(Saved entries)
——————————

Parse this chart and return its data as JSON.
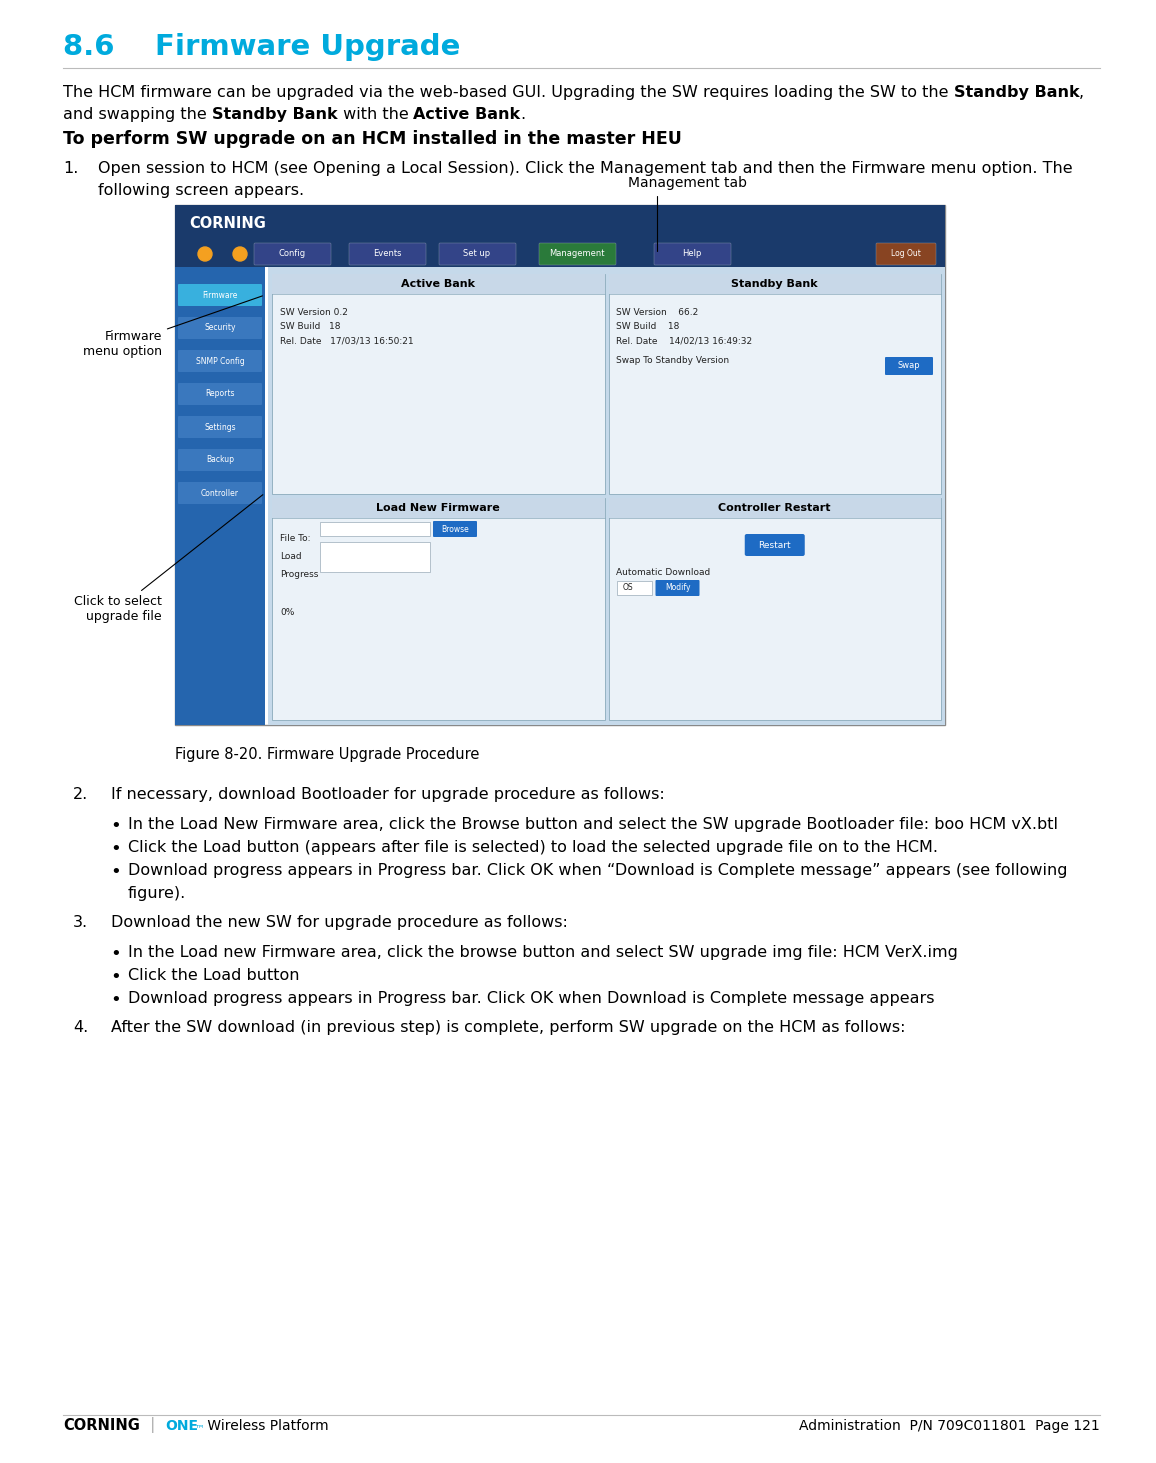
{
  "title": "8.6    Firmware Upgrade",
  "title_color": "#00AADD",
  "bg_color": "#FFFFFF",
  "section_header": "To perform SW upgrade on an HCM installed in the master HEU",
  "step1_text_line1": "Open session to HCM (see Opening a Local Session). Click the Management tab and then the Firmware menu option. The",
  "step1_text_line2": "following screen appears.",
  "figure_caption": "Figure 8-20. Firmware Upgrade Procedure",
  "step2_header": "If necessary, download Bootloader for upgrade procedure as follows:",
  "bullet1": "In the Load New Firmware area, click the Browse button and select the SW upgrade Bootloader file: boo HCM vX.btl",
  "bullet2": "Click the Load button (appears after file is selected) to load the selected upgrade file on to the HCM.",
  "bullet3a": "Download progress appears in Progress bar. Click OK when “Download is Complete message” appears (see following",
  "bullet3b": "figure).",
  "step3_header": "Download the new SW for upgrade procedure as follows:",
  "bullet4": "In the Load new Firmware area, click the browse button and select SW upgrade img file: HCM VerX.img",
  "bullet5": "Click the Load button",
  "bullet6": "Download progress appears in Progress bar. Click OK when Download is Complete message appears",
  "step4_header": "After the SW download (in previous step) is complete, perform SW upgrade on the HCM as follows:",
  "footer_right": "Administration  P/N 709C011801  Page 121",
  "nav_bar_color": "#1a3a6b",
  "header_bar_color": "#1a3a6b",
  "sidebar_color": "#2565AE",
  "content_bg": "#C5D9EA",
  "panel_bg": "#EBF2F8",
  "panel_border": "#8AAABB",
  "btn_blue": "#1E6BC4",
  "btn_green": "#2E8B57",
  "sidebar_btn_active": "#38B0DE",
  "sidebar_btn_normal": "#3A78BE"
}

——————————

Stated problem = Leave out the pictures and transcribe everything else exactly.

The solution =
Parse this chart and return its data as JSON.
{
  "title": "8.6    Firmware Upgrade",
  "title_color": "#00AADD",
  "bg_color": "#FFFFFF",
  "section_header": "To perform SW upgrade on an HCM installed in the master HEU",
  "step1_text_line1": "Open session to HCM (see Opening a Local Session). Click the Management tab and then the Firmware menu option. The",
  "step1_text_line2": "following screen appears.",
  "figure_caption": "Figure 8-20. Firmware Upgrade Procedure",
  "step2_header": "If necessary, download Bootloader for upgrade procedure as follows:",
  "bullet1": "In the Load New Firmware area, click the Browse button and select the SW upgrade Bootloader file: boo HCM vX.btl",
  "bullet2": "Click the Load button (appears after file is selected) to load the selected upgrade file on to the HCM.",
  "bullet3a": "Download progress appears in Progress bar. Click OK when “Download is Complete message” appears (see following",
  "bullet3b": "figure).",
  "step3_header": "Download the new SW for upgrade procedure as follows:",
  "bullet4": "In the Load new Firmware area, click the browse button and select SW upgrade img file: HCM VerX.img",
  "bullet5": "Click the Load button",
  "bullet6": "Download progress appears in Progress bar. Click OK when Download is Complete message appears",
  "step4_header": "After the SW download (in previous step) is complete, perform SW upgrade on the HCM as follows:",
  "footer_right": "Administration  P/N 709C011801  Page 121",
  "nav_bar_color": "#1a3a6b",
  "header_bar_color": "#1a3a6b",
  "sidebar_color": "#2565AE",
  "content_bg": "#C5D9EA",
  "panel_bg": "#EBF2F8",
  "panel_border": "#8AAABB",
  "btn_blue": "#1E6BC4",
  "btn_green": "#2E8B57",
  "sidebar_btn_active": "#38B0DE",
  "sidebar_btn_normal": "#3A78BE"
}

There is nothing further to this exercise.